* START Entries shown *

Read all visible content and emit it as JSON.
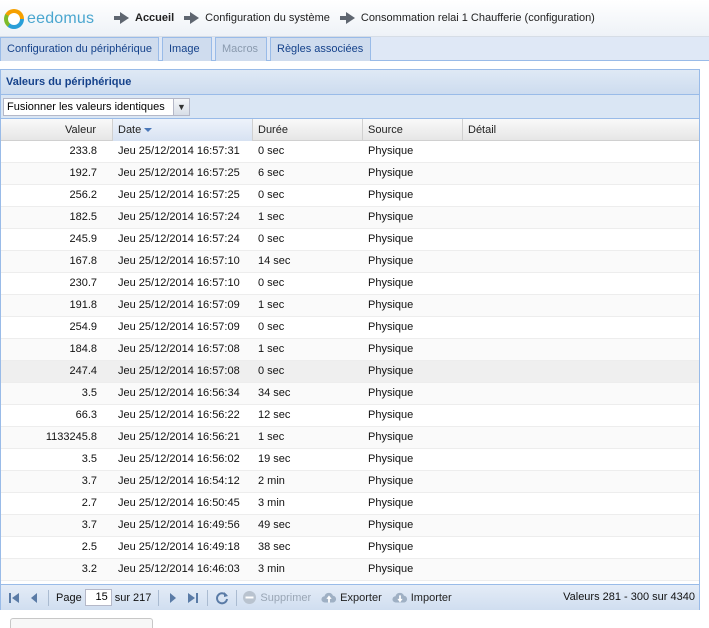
{
  "header": {
    "logo_text": "eedomus",
    "breadcrumbs": [
      "Accueil",
      "Configuration du système",
      "Consommation relai 1 Chaufferie (configuration)"
    ]
  },
  "tabs": [
    {
      "label": "Configuration du périphérique",
      "state": "normal"
    },
    {
      "label": "Image",
      "state": "normal"
    },
    {
      "label": "Macros",
      "state": "disabled"
    },
    {
      "label": "Règles associées",
      "state": "normal"
    }
  ],
  "panel": {
    "title": "Valeurs du périphérique",
    "filter_value": "Fusionner les valeurs identiques"
  },
  "grid": {
    "columns": [
      "Valeur",
      "Date",
      "Durée",
      "Source",
      "Détail"
    ],
    "rows": [
      [
        "233.8",
        "Jeu 25/12/2014 16:57:31",
        "0 sec",
        "Physique",
        ""
      ],
      [
        "192.7",
        "Jeu 25/12/2014 16:57:25",
        "6 sec",
        "Physique",
        ""
      ],
      [
        "256.2",
        "Jeu 25/12/2014 16:57:25",
        "0 sec",
        "Physique",
        ""
      ],
      [
        "182.5",
        "Jeu 25/12/2014 16:57:24",
        "1 sec",
        "Physique",
        ""
      ],
      [
        "245.9",
        "Jeu 25/12/2014 16:57:24",
        "0 sec",
        "Physique",
        ""
      ],
      [
        "167.8",
        "Jeu 25/12/2014 16:57:10",
        "14 sec",
        "Physique",
        ""
      ],
      [
        "230.7",
        "Jeu 25/12/2014 16:57:10",
        "0 sec",
        "Physique",
        ""
      ],
      [
        "191.8",
        "Jeu 25/12/2014 16:57:09",
        "1 sec",
        "Physique",
        ""
      ],
      [
        "254.9",
        "Jeu 25/12/2014 16:57:09",
        "0 sec",
        "Physique",
        ""
      ],
      [
        "184.8",
        "Jeu 25/12/2014 16:57:08",
        "1 sec",
        "Physique",
        ""
      ],
      [
        "247.4",
        "Jeu 25/12/2014 16:57:08",
        "0 sec",
        "Physique",
        ""
      ],
      [
        "3.5",
        "Jeu 25/12/2014 16:56:34",
        "34 sec",
        "Physique",
        ""
      ],
      [
        "66.3",
        "Jeu 25/12/2014 16:56:22",
        "12 sec",
        "Physique",
        ""
      ],
      [
        "1133245.8",
        "Jeu 25/12/2014 16:56:21",
        "1 sec",
        "Physique",
        ""
      ],
      [
        "3.5",
        "Jeu 25/12/2014 16:56:02",
        "19 sec",
        "Physique",
        ""
      ],
      [
        "3.7",
        "Jeu 25/12/2014 16:54:12",
        "2 min",
        "Physique",
        ""
      ],
      [
        "2.7",
        "Jeu 25/12/2014 16:50:45",
        "3 min",
        "Physique",
        ""
      ],
      [
        "3.7",
        "Jeu 25/12/2014 16:49:56",
        "49 sec",
        "Physique",
        ""
      ],
      [
        "2.5",
        "Jeu 25/12/2014 16:49:18",
        "38 sec",
        "Physique",
        ""
      ],
      [
        "3.2",
        "Jeu 25/12/2014 16:46:03",
        "3 min",
        "Physique",
        ""
      ]
    ],
    "highlighted_row": 10
  },
  "pager": {
    "page_label": "Page",
    "page_value": "15",
    "of_label": "sur 217",
    "delete_label": "Supprimer",
    "export_label": "Exporter",
    "import_label": "Importer",
    "info": "Valeurs 281 - 300 sur 4340"
  },
  "colors": {
    "header_text": "#15428b",
    "border": "#99bbe8",
    "logo": "#4aa6cf"
  }
}
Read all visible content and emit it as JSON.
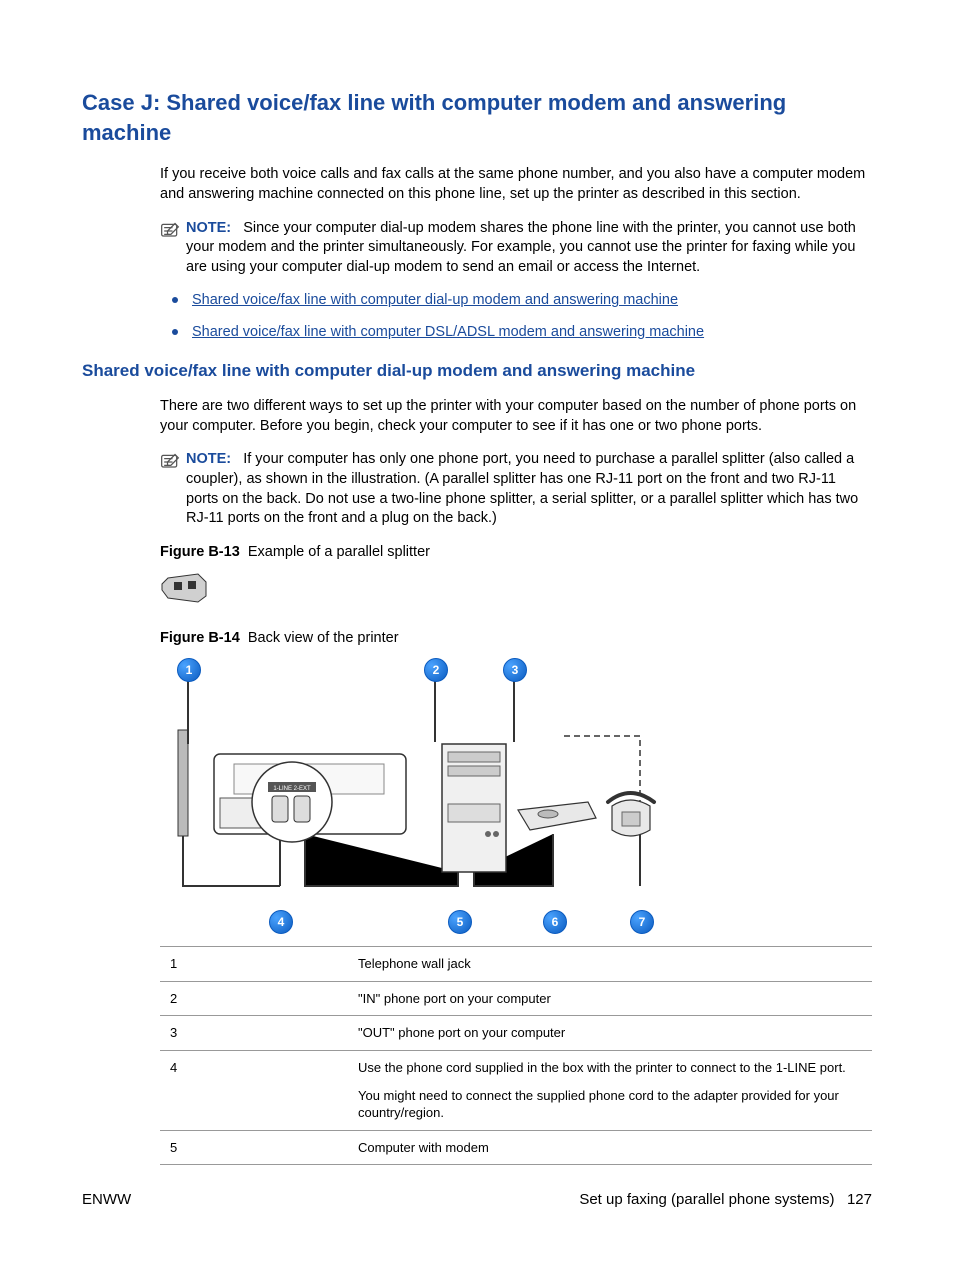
{
  "heading": "Case J: Shared voice/fax line with computer modem and answering machine",
  "intro": "If you receive both voice calls and fax calls at the same phone number, and you also have a computer modem and answering machine connected on this phone line, set up the printer as described in this section.",
  "note1_label": "NOTE:",
  "note1_text": "Since your computer dial-up modem shares the phone line with the printer, you cannot use both your modem and the printer simultaneously. For example, you cannot use the printer for faxing while you are using your computer dial-up modem to send an email or access the Internet.",
  "links": [
    "Shared voice/fax line with computer dial-up modem and answering machine",
    "Shared voice/fax line with computer DSL/ADSL modem and answering machine"
  ],
  "subheading": "Shared voice/fax line with computer dial-up modem and answering machine",
  "para2": "There are two different ways to set up the printer with your computer based on the number of phone ports on your computer. Before you begin, check your computer to see if it has one or two phone ports.",
  "note2_label": "NOTE:",
  "note2_text": "If your computer has only one phone port, you need to purchase a parallel splitter (also called a coupler), as shown in the illustration. (A parallel splitter has one RJ-11 port on the front and two RJ-11 ports on the back. Do not use a two-line phone splitter, a serial splitter, or a parallel splitter which has two RJ-11 ports on the front and a plug on the back.)",
  "fig13_label": "Figure B-13",
  "fig13_text": "Example of a parallel splitter",
  "fig14_label": "Figure B-14",
  "fig14_text": "Back view of the printer",
  "diagram_port_label": "1-LINE 2-EXT",
  "callouts": [
    "1",
    "2",
    "3",
    "4",
    "5",
    "6",
    "7"
  ],
  "table": [
    {
      "num": "1",
      "desc": "Telephone wall jack"
    },
    {
      "num": "2",
      "desc": "\"IN\" phone port on your computer"
    },
    {
      "num": "3",
      "desc": "\"OUT\" phone port on your computer"
    },
    {
      "num": "4",
      "desc_a": "Use the phone cord supplied in the box with the printer to connect to the 1-LINE port.",
      "desc_b": "You might need to connect the supplied phone cord to the adapter provided for your country/region."
    },
    {
      "num": "5",
      "desc": "Computer with modem"
    }
  ],
  "footer_left": "ENWW",
  "footer_right_text": "Set up faxing (parallel phone systems)",
  "footer_page": "127"
}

* END Entries shown *

* Directions for this task: Find the number of lines in which the word "both" occurs, and write nothing but that number.

* Output of the task: 2